# Records
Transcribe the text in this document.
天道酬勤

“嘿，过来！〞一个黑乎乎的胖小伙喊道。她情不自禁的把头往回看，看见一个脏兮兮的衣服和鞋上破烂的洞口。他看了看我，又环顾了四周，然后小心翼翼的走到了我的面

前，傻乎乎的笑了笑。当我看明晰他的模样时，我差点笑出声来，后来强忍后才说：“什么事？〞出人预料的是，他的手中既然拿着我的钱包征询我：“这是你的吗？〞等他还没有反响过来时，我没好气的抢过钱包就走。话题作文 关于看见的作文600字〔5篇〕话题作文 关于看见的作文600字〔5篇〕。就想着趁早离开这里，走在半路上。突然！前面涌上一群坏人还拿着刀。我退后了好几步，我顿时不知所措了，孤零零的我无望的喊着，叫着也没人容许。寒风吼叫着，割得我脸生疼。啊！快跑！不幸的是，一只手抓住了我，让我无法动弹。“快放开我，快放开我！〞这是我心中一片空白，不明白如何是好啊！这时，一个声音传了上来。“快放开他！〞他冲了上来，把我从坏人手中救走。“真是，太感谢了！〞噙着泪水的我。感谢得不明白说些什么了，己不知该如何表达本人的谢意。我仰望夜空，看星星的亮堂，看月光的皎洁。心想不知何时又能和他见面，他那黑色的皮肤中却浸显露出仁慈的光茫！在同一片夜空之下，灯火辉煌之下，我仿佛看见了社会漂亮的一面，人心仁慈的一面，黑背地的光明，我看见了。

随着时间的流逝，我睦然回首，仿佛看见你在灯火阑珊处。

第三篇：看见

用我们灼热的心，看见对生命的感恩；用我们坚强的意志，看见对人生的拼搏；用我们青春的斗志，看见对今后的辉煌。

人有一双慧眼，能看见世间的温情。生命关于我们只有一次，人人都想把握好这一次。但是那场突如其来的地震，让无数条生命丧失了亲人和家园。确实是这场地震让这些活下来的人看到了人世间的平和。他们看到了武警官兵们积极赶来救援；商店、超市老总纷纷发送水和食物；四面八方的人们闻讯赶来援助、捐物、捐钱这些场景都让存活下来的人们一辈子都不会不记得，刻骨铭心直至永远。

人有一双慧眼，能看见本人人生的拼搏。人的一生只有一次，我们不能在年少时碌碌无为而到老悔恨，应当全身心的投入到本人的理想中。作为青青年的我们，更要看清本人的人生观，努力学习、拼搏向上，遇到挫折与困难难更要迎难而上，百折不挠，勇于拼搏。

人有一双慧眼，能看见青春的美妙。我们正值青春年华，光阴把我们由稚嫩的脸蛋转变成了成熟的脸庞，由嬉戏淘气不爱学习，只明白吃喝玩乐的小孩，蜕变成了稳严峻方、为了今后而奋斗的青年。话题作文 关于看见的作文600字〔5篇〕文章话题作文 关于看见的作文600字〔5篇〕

# What you have to do
Print the material once more, exactly.

# Answer to this problem
Transcribe the text in this document.
天道酬勤

“嘿，过来！〞一个黑乎乎的胖小伙喊道。她情不自禁的把头往回看，看见一个脏兮兮的衣服和鞋上破烂的洞口。他看了看我，又环顾了四周，然后小心翼翼的走到了我的面

前，傻乎乎的笑了笑。当我看明晰他的模样时，我差点笑出声来，后来强忍后才说：“什么事？〞出人预料的是，他的手中既然拿着我的钱包征询我：“这是你的吗？〞等他还没有反响过来时，我没好气的抢过钱包就走。话题作文 关于看见的作文600字〔5篇〕话题作文 关于看见的作文600字〔5篇〕。就想着趁早离开这里，走在半路上。突然！前面涌上一群坏人还拿着刀。我退后了好几步，我顿时不知所措了，孤零零的我无望的喊着，叫着也没人容许。寒风吼叫着，割得我脸生疼。啊！快跑！不幸的是，一只手抓住了我，让我无法动弹。“快放开我，快放开我！〞这是我心中一片空白，不明白如何是好啊！这时，一个声音传了上来。“快放开他！〞他冲了上来，把我从坏人手中救走。“真是，太感谢了！〞噙着泪水的我。感谢得不明白说些什么了，己不知该如何表达本人的谢意。我仰望夜空，看星星的亮堂，看月光的皎洁。心想不知何时又能和他见面，他那黑色的皮肤中却浸显露出仁慈的光茫！在同一片夜空之下，灯火辉煌之下，我仿佛看见了社会漂亮的一面，人心仁慈的一面，黑背地的光明，我看见了。

随着时间的流逝，我睦然回首，仿佛看见你在灯火阑珊处。

第三篇：看见

用我们灼热的心，看见对生命的感恩；用我们坚强的意志，看见对人生的拼搏；用我们青春的斗志，看见对今后的辉煌。

人有一双慧眼，能看见世间的温情。生命关于我们只有一次，人人都想把握好这一次。但是那场突如其来的地震，让无数条生命丧失了亲人和家园。确实是这场地震让这些活下来的人看到了人世间的平和。他们看到了武警官兵们积极赶来救援；商店、超市老总纷纷发送水和食物；四面八方的人们闻讯赶来援助、捐物、捐钱这些场景都让存活下来的人们一辈子都不会不记得，刻骨铭心直至永远。

人有一双慧眼，能看见本人人生的拼搏。人的一生只有一次，我们不能在年少时碌碌无为而到老悔恨，应当全身心的投入到本人的理想中。作为青青年的我们，更要看清本人的人生观，努力学习、拼搏向上，遇到挫折与困难难更要迎难而上，百折不挠，勇于拼搏。

人有一双慧眼，能看见青春的美妙。我们正值青春年华，光阴把我们由稚嫩的脸蛋转变成了成熟的脸庞，由嬉戏淘气不爱学习，只明白吃喝玩乐的小孩，蜕变成了稳严峻方、为了今后而奋斗的青年。话题作文 关于看见的作文600字〔5篇〕文章话题作文 关于看见的作文600字〔5篇〕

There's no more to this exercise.